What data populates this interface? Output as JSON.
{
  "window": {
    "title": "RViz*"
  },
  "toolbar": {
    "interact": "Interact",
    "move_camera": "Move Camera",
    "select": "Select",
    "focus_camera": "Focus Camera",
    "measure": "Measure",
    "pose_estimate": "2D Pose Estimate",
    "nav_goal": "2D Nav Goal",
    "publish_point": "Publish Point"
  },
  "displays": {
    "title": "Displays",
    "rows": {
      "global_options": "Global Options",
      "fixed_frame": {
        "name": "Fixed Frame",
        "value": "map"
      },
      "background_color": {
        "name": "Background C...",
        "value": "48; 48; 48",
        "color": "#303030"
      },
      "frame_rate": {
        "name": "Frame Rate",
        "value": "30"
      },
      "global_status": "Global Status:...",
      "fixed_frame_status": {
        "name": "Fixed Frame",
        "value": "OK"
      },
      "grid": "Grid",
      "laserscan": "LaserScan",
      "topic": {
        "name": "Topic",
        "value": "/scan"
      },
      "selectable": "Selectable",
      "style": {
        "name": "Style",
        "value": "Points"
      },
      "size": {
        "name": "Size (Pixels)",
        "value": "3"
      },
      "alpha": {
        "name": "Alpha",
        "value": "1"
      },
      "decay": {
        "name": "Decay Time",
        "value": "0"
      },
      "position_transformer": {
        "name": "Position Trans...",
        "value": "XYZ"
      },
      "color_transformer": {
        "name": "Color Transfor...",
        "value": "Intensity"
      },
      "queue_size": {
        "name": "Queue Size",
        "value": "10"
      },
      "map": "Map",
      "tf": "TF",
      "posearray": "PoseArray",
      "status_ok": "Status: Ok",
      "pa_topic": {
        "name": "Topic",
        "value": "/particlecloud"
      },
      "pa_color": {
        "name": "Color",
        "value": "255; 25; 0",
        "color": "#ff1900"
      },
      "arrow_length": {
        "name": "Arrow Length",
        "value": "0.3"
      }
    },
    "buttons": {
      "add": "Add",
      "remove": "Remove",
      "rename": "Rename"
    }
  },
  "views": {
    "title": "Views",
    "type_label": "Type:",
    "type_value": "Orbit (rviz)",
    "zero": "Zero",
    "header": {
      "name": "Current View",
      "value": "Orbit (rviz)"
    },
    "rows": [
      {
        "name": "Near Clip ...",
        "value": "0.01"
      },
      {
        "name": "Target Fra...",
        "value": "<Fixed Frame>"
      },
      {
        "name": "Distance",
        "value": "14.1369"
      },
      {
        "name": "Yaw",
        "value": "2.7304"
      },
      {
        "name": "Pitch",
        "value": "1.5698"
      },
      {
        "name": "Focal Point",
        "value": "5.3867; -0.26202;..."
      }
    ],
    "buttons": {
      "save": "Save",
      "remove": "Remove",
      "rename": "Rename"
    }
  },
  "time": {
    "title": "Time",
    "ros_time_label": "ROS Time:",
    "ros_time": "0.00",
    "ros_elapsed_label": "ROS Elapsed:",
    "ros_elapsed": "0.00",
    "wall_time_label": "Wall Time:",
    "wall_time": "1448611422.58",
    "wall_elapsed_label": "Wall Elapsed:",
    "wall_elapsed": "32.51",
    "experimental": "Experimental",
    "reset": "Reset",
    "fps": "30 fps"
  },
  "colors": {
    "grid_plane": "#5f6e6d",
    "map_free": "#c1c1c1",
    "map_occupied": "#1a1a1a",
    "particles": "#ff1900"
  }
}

> GIVEN EXERCISE: Go through the entries and repeat each one exactly.

> THE SOLUTION:
What data populates this interface? Output as JSON.
{
  "window": {
    "title": "RViz*"
  },
  "toolbar": {
    "interact": "Interact",
    "move_camera": "Move Camera",
    "select": "Select",
    "focus_camera": "Focus Camera",
    "measure": "Measure",
    "pose_estimate": "2D Pose Estimate",
    "nav_goal": "2D Nav Goal",
    "publish_point": "Publish Point"
  },
  "displays": {
    "title": "Displays",
    "rows": {
      "global_options": "Global Options",
      "fixed_frame": {
        "name": "Fixed Frame",
        "value": "map"
      },
      "background_color": {
        "name": "Background C...",
        "value": "48; 48; 48",
        "color": "#303030"
      },
      "frame_rate": {
        "name": "Frame Rate",
        "value": "30"
      },
      "global_status": "Global Status:...",
      "fixed_frame_status": {
        "name": "Fixed Frame",
        "value": "OK"
      },
      "grid": "Grid",
      "laserscan": "LaserScan",
      "topic": {
        "name": "Topic",
        "value": "/scan"
      },
      "selectable": "Selectable",
      "style": {
        "name": "Style",
        "value": "Points"
      },
      "size": {
        "name": "Size (Pixels)",
        "value": "3"
      },
      "alpha": {
        "name": "Alpha",
        "value": "1"
      },
      "decay": {
        "name": "Decay Time",
        "value": "0"
      },
      "position_transformer": {
        "name": "Position Trans...",
        "value": "XYZ"
      },
      "color_transformer": {
        "name": "Color Transfor...",
        "value": "Intensity"
      },
      "queue_size": {
        "name": "Queue Size",
        "value": "10"
      },
      "map": "Map",
      "tf": "TF",
      "posearray": "PoseArray",
      "status_ok": "Status: Ok",
      "pa_topic": {
        "name": "Topic",
        "value": "/particlecloud"
      },
      "pa_color": {
        "name": "Color",
        "value": "255; 25; 0",
        "color": "#ff1900"
      },
      "arrow_length": {
        "name": "Arrow Length",
        "value": "0.3"
      }
    },
    "buttons": {
      "add": "Add",
      "remove": "Remove",
      "rename": "Rename"
    }
  },
  "views": {
    "title": "Views",
    "type_label": "Type:",
    "type_value": "Orbit (rviz)",
    "zero": "Zero",
    "header": {
      "name": "Current View",
      "value": "Orbit (rviz)"
    },
    "rows": [
      {
        "name": "Near Clip ...",
        "value": "0.01"
      },
      {
        "name": "Target Fra...",
        "value": "<Fixed Frame>"
      },
      {
        "name": "Distance",
        "value": "14.1369"
      },
      {
        "name": "Yaw",
        "value": "2.7304"
      },
      {
        "name": "Pitch",
        "value": "1.5698"
      },
      {
        "name": "Focal Point",
        "value": "5.3867; -0.26202;..."
      }
    ],
    "buttons": {
      "save": "Save",
      "remove": "Remove",
      "rename": "Rename"
    }
  },
  "time": {
    "title": "Time",
    "ros_time_label": "ROS Time:",
    "ros_time": "0.00",
    "ros_elapsed_label": "ROS Elapsed:",
    "ros_elapsed": "0.00",
    "wall_time_label": "Wall Time:",
    "wall_time": "1448611422.58",
    "wall_elapsed_label": "Wall Elapsed:",
    "wall_elapsed": "32.51",
    "experimental": "Experimental",
    "reset": "Reset",
    "fps": "30 fps"
  },
  "colors": {
    "grid_plane": "#5f6e6d",
    "map_free": "#c1c1c1",
    "map_occupied": "#1a1a1a",
    "particles": "#ff1900"
  }
}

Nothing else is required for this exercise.